#### [WRITTEN INSTRUCTION]
Scan the lines below; pull out those with "USERNAME".

Stored entries
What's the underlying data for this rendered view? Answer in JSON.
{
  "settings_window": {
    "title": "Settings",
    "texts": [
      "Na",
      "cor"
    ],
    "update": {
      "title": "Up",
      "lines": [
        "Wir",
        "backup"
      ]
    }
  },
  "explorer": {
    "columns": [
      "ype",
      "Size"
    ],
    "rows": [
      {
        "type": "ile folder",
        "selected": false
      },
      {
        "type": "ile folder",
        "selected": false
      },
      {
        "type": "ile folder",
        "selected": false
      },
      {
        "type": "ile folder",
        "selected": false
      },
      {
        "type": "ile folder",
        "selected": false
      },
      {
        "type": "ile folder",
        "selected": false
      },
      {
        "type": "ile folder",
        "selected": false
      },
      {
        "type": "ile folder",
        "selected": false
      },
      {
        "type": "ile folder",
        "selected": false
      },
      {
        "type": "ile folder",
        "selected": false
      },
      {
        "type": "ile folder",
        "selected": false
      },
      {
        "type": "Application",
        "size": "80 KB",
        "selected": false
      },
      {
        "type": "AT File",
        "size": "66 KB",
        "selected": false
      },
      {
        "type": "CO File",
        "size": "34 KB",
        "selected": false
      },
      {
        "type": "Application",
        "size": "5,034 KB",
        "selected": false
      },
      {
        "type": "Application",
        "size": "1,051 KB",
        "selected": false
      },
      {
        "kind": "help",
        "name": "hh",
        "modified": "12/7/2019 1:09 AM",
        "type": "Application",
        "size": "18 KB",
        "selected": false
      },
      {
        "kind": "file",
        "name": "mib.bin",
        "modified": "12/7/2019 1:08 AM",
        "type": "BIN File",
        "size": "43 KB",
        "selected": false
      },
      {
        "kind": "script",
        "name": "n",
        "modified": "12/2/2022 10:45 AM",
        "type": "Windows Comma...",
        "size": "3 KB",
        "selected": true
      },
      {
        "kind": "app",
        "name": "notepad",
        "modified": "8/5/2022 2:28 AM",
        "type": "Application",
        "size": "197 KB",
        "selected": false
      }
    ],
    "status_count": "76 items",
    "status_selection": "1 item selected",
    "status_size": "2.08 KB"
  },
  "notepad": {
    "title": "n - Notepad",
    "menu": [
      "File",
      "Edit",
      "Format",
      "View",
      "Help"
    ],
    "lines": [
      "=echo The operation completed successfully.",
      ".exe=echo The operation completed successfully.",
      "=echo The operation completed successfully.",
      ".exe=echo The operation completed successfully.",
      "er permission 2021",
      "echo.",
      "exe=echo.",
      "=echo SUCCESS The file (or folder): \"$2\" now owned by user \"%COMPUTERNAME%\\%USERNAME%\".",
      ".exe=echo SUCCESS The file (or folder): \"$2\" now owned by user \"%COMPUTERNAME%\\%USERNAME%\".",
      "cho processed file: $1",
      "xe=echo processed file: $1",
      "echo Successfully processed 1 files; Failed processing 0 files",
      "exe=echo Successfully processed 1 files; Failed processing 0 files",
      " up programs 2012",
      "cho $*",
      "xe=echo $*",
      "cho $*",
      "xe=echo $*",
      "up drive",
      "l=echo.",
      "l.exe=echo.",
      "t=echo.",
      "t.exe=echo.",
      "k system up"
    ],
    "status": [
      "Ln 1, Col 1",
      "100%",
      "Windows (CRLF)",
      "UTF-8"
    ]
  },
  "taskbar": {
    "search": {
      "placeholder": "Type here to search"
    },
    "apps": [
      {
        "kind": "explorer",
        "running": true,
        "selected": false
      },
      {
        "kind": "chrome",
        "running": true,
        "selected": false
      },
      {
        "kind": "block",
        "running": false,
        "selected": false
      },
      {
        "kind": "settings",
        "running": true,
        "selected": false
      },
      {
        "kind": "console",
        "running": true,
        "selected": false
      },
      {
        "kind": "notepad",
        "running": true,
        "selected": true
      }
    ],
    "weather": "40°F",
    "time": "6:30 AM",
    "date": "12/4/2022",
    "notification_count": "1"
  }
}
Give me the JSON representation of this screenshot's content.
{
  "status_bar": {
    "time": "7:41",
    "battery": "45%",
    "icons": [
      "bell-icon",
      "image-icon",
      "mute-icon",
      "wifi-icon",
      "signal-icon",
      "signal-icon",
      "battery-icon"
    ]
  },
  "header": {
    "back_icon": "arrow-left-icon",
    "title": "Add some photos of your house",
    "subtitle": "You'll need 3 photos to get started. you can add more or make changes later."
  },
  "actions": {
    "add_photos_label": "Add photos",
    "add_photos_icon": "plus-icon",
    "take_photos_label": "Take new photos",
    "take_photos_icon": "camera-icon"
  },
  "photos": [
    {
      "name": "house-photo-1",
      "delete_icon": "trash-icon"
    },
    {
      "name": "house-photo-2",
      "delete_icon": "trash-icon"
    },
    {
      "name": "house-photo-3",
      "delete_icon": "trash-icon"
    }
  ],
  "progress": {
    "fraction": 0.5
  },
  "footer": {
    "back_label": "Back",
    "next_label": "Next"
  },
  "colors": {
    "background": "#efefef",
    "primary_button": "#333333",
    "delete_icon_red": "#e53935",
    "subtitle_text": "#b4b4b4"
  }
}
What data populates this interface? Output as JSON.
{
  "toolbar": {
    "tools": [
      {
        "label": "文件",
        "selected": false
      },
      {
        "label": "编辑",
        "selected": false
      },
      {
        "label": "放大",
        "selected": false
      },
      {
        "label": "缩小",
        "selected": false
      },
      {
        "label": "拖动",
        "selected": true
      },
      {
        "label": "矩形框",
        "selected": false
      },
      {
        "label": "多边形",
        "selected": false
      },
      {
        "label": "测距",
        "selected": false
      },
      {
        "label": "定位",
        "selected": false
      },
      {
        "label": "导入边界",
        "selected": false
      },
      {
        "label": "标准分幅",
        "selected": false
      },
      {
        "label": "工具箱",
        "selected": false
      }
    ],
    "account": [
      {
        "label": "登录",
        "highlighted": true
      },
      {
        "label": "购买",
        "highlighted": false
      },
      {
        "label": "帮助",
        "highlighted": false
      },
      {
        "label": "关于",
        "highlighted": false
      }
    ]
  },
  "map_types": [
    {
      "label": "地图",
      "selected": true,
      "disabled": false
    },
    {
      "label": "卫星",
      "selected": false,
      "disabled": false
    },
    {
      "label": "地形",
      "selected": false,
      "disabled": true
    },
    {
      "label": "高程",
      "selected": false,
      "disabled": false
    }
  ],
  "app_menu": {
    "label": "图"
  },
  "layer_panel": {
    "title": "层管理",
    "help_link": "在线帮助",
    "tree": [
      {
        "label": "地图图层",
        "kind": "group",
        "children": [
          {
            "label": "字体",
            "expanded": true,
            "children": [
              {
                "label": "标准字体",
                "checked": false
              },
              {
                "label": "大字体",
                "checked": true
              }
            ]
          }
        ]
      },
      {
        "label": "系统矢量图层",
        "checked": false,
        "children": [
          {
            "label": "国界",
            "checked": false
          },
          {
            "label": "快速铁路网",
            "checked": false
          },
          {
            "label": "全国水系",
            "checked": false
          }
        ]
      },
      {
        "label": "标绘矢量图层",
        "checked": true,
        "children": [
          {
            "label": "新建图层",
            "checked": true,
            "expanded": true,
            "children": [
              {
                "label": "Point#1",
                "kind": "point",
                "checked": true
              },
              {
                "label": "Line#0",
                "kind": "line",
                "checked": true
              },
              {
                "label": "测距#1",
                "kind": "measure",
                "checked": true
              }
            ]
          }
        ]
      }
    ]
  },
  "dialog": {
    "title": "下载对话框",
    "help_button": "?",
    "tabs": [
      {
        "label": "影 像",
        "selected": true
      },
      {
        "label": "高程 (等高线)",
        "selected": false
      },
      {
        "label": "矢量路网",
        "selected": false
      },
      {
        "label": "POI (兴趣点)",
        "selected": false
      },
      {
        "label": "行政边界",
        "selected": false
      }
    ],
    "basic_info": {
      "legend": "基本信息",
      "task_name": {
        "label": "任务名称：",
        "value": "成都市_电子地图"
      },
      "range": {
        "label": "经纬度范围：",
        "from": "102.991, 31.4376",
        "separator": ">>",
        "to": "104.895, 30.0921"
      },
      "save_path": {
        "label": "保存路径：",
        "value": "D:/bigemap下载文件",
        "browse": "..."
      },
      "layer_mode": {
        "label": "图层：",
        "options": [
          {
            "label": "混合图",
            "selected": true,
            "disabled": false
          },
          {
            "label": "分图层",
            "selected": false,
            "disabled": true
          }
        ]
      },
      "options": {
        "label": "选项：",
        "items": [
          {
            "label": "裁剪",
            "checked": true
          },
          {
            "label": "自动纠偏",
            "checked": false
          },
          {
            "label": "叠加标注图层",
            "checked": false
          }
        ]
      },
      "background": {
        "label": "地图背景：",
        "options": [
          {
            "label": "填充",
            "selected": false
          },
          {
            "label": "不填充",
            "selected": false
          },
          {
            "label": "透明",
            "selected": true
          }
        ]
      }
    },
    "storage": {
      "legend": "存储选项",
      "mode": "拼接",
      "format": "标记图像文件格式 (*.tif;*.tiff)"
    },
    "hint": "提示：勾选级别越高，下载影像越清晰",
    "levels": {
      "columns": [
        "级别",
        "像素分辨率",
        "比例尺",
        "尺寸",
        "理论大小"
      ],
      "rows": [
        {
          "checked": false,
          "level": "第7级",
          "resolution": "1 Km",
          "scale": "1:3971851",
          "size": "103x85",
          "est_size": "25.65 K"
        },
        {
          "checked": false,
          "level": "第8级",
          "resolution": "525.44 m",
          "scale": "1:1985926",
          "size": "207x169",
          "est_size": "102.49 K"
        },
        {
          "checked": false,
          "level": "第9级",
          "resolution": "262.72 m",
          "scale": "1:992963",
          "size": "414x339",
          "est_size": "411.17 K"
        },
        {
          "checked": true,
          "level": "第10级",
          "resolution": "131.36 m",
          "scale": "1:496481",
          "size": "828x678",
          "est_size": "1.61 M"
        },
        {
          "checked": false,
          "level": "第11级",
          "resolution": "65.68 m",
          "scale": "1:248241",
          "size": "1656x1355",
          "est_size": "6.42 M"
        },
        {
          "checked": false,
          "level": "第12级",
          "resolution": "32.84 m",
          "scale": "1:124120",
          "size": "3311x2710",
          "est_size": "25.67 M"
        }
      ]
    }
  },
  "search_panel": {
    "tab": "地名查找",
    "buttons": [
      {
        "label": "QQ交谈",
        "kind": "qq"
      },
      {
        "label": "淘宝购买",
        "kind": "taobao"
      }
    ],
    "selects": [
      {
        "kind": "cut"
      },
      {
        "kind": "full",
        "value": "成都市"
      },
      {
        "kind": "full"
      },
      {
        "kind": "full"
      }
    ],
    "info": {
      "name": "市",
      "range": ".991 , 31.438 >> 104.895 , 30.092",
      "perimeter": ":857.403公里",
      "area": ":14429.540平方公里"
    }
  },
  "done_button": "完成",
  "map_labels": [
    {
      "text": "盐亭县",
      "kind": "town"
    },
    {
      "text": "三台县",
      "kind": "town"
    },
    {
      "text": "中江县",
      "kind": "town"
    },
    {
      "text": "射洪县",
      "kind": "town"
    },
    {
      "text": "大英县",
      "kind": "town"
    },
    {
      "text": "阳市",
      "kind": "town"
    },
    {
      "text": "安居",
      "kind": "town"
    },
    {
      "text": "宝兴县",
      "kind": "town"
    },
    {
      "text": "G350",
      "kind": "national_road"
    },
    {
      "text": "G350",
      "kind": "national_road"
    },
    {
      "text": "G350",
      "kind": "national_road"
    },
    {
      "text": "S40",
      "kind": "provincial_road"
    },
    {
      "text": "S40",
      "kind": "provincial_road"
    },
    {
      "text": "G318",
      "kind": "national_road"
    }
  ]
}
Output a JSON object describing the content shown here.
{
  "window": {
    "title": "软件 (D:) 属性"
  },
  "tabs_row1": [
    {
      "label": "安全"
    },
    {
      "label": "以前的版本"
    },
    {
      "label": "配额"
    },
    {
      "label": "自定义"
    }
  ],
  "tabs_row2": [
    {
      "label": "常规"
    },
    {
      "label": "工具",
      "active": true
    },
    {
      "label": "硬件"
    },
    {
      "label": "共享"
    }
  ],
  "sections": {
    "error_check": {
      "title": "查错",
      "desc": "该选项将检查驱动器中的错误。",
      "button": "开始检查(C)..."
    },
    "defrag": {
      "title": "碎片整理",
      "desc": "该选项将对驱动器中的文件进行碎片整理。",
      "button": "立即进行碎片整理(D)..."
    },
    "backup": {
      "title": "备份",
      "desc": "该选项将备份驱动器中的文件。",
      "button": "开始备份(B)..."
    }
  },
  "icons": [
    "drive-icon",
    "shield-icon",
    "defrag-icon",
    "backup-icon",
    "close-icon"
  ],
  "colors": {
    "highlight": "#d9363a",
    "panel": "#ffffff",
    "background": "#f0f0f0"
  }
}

#### [COMPLETE RESPONSE]
      "=echo SUCCESS The file (or folder): \"$2\" now owned by user \"%COMPUTERNAME%\\%USERNAME%\".",
      ".exe=echo SUCCESS The file (or folder): \"$2\" now owned by user \"%COMPUTERNAME%\\%USERNAME%\".",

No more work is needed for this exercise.